**TASK:**
Scan the material and copy every line in which "example" appears.

**ENTRIES:**
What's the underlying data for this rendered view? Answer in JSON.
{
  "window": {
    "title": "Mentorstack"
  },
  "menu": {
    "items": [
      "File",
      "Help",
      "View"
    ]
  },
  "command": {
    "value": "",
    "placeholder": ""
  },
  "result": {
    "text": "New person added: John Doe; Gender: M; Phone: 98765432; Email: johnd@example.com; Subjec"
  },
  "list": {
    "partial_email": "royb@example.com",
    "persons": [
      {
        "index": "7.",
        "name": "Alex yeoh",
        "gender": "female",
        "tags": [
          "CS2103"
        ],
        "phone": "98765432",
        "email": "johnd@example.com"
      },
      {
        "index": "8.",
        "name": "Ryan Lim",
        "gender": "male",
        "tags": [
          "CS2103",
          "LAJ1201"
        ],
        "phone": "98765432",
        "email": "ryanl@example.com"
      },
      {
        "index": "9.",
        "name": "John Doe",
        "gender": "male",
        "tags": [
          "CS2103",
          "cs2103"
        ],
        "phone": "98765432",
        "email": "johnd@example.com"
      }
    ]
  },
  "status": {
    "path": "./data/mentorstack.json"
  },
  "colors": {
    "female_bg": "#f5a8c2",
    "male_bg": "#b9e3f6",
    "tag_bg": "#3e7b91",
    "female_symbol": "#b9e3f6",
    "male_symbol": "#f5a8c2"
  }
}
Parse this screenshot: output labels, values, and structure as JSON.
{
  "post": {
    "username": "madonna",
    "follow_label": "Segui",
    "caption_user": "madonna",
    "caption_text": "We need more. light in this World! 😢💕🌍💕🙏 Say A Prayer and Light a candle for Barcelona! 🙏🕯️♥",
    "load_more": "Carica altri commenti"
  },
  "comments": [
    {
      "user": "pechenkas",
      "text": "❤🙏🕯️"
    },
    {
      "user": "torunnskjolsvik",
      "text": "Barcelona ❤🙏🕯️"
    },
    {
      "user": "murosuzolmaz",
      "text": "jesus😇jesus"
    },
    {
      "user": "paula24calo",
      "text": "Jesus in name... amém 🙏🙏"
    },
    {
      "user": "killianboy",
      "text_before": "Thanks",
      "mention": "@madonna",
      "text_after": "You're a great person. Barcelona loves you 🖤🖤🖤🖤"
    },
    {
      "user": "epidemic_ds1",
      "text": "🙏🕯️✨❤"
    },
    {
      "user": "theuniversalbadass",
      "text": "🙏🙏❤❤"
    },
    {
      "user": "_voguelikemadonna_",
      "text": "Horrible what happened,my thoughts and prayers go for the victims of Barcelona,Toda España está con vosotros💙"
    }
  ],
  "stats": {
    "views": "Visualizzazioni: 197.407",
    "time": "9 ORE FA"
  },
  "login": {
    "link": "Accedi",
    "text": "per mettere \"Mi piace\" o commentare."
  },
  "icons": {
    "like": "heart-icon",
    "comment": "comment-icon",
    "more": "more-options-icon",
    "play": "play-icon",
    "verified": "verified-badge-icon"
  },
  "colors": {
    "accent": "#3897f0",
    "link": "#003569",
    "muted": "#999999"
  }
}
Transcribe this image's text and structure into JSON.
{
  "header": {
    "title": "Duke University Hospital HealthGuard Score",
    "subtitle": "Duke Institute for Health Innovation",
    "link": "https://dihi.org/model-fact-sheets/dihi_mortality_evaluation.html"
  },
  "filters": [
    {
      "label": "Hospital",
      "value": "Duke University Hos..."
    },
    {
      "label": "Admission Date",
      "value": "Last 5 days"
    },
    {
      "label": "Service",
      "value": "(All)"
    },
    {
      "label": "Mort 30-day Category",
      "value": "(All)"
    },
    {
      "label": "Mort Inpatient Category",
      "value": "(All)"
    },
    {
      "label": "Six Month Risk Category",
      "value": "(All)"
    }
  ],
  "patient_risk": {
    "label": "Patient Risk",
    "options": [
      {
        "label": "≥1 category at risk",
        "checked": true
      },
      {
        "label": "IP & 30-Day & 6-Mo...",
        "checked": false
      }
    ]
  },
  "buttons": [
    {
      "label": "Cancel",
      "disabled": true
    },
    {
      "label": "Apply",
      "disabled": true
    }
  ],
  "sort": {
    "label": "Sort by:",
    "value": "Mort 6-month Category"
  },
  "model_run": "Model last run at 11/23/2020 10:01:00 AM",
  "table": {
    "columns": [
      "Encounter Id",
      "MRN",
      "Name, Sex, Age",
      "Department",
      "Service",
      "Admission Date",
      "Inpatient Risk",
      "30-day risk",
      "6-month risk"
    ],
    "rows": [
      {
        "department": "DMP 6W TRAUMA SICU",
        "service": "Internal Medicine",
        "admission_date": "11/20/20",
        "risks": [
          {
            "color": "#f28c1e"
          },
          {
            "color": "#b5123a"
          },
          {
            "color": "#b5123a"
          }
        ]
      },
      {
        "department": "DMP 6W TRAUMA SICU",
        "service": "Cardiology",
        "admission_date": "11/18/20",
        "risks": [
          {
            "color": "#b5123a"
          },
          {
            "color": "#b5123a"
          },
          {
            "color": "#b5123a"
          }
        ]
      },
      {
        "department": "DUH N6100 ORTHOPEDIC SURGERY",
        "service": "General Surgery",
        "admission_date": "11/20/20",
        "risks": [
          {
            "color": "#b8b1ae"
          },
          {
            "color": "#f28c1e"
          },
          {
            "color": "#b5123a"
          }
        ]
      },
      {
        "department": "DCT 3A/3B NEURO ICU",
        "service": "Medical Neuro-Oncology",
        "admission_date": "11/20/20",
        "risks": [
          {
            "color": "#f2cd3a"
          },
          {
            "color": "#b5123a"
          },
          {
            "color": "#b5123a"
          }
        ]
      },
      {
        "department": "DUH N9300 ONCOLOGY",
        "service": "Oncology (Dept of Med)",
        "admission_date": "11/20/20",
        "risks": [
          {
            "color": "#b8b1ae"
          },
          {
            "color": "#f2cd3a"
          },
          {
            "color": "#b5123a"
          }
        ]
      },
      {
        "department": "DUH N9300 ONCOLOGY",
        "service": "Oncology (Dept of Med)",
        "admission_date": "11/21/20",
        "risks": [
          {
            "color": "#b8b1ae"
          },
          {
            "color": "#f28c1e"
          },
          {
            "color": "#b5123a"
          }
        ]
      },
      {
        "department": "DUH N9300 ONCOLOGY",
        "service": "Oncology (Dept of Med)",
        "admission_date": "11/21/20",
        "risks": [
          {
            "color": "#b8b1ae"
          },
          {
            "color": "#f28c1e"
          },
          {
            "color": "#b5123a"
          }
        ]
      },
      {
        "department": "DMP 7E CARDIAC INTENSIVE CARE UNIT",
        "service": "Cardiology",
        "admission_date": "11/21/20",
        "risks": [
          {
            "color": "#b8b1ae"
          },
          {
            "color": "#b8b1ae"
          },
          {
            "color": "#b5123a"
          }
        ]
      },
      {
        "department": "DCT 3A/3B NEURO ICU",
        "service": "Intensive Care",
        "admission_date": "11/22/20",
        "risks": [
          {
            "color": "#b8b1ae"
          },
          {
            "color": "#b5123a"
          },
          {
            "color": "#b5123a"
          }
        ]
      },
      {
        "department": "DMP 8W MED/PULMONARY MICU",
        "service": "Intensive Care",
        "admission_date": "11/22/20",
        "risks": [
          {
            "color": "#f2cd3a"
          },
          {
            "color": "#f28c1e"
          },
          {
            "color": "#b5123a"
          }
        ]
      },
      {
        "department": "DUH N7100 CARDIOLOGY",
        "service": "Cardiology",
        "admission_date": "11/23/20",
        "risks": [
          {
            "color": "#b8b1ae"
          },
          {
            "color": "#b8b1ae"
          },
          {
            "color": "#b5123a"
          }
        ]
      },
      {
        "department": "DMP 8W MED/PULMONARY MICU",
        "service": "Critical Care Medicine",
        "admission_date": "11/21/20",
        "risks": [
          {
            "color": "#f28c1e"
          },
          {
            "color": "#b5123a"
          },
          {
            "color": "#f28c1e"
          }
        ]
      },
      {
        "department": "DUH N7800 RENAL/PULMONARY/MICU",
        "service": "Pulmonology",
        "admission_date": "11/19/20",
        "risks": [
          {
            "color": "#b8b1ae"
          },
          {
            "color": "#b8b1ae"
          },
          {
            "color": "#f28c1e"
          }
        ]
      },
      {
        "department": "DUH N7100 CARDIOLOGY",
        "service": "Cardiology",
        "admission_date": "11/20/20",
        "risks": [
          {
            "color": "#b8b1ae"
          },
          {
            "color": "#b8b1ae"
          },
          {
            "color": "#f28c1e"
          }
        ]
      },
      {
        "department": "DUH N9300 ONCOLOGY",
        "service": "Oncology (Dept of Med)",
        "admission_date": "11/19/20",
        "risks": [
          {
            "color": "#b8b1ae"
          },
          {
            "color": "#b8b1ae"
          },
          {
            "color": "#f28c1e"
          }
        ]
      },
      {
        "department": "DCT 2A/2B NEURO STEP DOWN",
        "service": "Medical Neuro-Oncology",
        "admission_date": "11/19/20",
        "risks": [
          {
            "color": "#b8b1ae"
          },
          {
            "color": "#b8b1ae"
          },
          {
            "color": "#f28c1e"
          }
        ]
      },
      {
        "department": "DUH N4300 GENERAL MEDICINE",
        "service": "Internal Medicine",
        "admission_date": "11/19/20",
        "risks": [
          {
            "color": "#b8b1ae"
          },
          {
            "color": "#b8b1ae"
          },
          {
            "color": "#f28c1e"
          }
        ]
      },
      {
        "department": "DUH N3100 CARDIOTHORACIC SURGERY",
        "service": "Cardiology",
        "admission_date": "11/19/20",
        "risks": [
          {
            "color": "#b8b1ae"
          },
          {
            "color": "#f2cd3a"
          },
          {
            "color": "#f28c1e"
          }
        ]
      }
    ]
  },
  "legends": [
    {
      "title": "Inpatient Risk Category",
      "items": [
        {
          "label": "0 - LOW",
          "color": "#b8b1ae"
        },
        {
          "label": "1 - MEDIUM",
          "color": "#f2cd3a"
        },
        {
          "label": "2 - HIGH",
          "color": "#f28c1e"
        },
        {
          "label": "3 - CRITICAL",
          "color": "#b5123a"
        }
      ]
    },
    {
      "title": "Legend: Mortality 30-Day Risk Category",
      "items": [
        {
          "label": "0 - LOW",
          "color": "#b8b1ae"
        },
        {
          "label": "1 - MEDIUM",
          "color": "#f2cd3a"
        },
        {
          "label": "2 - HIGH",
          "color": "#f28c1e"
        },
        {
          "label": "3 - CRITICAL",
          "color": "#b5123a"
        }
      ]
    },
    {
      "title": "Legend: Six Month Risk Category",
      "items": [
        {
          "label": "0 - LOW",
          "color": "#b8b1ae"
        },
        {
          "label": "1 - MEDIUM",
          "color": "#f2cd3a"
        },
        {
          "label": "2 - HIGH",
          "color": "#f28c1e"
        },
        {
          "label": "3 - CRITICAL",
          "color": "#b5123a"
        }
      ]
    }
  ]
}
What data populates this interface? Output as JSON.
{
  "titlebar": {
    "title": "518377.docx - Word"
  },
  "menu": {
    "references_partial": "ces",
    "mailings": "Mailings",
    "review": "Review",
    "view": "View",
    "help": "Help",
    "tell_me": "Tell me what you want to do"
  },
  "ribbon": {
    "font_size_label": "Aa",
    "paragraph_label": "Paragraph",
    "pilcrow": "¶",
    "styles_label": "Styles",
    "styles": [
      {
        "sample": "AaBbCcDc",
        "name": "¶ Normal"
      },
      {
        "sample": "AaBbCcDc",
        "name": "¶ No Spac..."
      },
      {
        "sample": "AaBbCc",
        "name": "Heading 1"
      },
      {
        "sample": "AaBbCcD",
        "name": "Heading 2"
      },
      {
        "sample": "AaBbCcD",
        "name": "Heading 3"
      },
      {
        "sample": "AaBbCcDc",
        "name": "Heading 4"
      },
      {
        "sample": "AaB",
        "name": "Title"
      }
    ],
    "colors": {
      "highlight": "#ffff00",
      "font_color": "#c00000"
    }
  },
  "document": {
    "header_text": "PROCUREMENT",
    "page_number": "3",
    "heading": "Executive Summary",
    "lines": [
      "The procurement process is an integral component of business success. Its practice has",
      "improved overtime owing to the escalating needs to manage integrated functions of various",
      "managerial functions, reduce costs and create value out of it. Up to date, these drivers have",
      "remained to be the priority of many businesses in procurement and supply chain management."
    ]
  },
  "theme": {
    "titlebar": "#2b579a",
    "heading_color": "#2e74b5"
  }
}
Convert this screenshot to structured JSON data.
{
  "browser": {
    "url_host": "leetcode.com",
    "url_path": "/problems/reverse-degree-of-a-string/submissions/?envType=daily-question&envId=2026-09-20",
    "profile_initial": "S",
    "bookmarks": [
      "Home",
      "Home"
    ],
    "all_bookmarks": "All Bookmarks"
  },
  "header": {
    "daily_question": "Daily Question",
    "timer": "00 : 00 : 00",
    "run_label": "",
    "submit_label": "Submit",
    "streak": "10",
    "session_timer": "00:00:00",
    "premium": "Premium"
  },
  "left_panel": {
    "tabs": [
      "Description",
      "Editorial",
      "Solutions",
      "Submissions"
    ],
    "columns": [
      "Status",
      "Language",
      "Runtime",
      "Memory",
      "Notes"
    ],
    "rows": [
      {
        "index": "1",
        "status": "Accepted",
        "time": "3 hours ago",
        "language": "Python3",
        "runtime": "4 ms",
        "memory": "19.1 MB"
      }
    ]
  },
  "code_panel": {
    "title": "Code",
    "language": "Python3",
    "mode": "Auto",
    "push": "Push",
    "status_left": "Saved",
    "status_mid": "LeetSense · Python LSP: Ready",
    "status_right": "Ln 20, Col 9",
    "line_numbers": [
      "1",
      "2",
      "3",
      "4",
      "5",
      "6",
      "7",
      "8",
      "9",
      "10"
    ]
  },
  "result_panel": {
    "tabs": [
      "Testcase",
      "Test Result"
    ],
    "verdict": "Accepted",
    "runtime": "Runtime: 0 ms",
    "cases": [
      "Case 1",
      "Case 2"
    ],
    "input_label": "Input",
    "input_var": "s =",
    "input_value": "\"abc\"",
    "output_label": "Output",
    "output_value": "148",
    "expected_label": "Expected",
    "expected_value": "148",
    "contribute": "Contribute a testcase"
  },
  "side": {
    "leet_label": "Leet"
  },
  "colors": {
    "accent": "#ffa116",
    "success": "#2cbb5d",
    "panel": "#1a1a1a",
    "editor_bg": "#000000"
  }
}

**CORRECT OUTPUT:**
    "text": "New person added: John Doe; Gender: M; Phone: 98765432; Email: johnd@example.com; Subjec"
    "partial_email": "royb@example.com",
        "email": "johnd@example.com"
        "email": "ryanl@example.com"
        "email": "johnd@example.com"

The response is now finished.